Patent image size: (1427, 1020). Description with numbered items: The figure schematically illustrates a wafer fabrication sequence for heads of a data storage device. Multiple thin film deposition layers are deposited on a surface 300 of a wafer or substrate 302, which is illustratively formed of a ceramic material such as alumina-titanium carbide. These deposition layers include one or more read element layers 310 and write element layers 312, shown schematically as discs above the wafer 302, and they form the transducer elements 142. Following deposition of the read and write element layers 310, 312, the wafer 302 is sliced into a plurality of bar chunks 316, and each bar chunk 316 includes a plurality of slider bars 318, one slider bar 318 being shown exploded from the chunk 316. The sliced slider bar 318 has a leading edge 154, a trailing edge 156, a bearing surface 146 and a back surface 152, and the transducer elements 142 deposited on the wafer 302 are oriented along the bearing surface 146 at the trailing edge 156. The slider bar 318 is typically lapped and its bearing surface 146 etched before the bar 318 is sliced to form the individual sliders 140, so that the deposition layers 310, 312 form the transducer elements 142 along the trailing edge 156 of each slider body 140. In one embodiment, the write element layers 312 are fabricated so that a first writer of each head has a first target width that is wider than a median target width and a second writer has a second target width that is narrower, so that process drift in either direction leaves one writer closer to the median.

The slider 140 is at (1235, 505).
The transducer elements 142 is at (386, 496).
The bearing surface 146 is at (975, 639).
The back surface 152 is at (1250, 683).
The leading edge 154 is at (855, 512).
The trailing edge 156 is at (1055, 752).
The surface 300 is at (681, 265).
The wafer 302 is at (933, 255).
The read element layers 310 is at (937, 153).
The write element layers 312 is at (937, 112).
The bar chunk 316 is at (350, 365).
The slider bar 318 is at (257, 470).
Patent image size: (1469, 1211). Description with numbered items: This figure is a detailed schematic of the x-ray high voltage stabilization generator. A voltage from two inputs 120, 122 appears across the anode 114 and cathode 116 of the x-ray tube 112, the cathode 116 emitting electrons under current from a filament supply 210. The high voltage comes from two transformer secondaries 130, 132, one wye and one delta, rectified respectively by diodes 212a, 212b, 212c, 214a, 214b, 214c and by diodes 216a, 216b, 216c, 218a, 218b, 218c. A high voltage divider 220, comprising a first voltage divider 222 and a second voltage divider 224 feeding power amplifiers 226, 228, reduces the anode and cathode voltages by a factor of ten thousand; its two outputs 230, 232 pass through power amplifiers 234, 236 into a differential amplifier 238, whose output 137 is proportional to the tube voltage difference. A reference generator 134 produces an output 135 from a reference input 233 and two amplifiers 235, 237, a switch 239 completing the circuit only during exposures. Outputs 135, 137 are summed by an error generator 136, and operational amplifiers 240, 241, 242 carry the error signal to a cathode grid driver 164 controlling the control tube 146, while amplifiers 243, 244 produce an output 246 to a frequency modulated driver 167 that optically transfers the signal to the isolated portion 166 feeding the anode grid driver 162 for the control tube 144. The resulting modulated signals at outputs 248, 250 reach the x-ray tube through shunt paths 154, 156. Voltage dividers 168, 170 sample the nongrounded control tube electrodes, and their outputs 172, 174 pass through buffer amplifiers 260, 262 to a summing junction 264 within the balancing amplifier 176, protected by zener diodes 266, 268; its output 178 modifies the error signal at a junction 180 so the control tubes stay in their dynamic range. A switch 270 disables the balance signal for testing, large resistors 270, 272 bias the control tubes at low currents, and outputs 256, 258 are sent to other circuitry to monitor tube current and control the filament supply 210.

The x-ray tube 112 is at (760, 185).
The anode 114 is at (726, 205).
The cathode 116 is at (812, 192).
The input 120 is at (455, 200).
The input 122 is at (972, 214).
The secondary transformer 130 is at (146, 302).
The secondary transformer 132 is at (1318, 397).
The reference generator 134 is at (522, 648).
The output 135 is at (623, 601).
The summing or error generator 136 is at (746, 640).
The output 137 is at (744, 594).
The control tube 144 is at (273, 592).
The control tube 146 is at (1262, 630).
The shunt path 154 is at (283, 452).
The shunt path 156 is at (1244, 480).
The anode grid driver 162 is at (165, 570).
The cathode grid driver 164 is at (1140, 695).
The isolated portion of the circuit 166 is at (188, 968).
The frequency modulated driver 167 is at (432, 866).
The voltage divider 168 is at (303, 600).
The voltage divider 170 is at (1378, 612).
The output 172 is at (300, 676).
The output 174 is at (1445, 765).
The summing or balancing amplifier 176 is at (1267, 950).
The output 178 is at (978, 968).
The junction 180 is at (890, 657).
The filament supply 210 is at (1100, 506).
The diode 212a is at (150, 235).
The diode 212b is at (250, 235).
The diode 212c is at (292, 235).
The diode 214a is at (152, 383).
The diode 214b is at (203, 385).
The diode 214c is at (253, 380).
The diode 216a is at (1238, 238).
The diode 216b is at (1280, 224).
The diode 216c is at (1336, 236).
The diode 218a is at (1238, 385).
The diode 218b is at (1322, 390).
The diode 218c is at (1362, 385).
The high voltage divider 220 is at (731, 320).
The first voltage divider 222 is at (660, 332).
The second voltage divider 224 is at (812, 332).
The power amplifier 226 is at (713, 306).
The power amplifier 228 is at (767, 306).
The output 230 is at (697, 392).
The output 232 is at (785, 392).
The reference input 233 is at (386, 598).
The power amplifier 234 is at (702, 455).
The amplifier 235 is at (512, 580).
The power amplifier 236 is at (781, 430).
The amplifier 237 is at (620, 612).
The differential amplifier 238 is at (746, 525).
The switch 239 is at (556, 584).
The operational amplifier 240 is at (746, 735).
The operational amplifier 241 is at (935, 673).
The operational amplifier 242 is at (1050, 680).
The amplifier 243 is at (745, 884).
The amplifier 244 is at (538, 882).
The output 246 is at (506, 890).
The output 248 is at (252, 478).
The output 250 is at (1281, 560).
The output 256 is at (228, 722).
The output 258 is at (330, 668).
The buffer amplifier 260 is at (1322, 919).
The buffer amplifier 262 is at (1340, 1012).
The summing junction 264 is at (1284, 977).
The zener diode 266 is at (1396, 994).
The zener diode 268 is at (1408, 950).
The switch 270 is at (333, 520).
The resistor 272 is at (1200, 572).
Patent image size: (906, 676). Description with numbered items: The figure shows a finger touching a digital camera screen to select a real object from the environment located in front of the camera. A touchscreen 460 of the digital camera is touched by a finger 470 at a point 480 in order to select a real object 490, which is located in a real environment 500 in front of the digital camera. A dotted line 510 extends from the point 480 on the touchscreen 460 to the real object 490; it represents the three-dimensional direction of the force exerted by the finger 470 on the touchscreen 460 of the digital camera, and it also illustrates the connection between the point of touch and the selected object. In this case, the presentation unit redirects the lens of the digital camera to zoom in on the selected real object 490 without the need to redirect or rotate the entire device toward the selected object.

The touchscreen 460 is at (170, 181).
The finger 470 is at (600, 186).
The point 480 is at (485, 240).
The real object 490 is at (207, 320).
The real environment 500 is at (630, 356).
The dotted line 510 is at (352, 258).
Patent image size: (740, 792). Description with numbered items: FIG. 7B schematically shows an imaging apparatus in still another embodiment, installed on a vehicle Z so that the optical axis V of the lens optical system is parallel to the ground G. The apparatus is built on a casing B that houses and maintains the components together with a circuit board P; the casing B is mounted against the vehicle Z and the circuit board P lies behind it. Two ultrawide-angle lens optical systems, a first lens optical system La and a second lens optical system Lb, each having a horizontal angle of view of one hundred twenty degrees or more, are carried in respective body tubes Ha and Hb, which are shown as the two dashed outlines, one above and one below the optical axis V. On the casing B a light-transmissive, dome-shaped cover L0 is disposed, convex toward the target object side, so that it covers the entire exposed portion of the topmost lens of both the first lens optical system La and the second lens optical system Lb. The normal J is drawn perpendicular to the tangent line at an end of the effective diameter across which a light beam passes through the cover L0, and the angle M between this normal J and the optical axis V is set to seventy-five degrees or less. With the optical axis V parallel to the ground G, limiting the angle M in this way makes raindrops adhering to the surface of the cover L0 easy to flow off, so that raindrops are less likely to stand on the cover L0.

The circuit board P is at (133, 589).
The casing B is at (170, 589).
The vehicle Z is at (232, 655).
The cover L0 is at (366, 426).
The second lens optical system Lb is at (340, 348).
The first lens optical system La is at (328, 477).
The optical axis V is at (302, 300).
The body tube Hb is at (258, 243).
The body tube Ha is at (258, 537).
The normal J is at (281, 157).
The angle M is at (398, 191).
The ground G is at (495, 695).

____________

• [Short problem] Copy the items word for word, starting at their very first line and stopping after the line that contains "The slider 140 is at (1235, 505).", with that line included.

• [Written solution]
Patent image size: (1427, 1020). Description with numbered items: The figure schematically illustrates a wafer fabrication sequence for heads of a data storage device. Multiple thin film deposition layers are deposited on a surface 300 of a wafer or substrate 302, which is illustratively formed of a ceramic material such as alumina-titanium carbide. These deposition layers include one or more read element layers 310 and write element layers 312, shown schematically as discs above the wafer 302, and they form the transducer elements 142. Following deposition of the read and write element layers 310, 312, the wafer 302 is sliced into a plurality of bar chunks 316, and each bar chunk 316 includes a plurality of slider bars 318, one slider bar 318 being shown exploded from the chunk 316. The sliced slider bar 318 has a leading edge 154, a trailing edge 156, a bearing surface 146 and a back surface 152, and the transducer elements 142 deposited on the wafer 302 are oriented along the bearing surface 146 at the trailing edge 156. The slider bar 318 is typically lapped and its bearing surface 146 etched before the bar 318 is sliced to form the individual sliders 140, so that the deposition layers 310, 312 form the transducer elements 142 along the trailing edge 156 of each slider body 140. In one embodiment, the write element layers 312 are fabricated so that a first writer of each head has a first target width that is wider than a median target width and a second writer has a second target width that is narrower, so that process drift in either direction leaves one writer closer to the median.

The slider 140 is at (1235, 505).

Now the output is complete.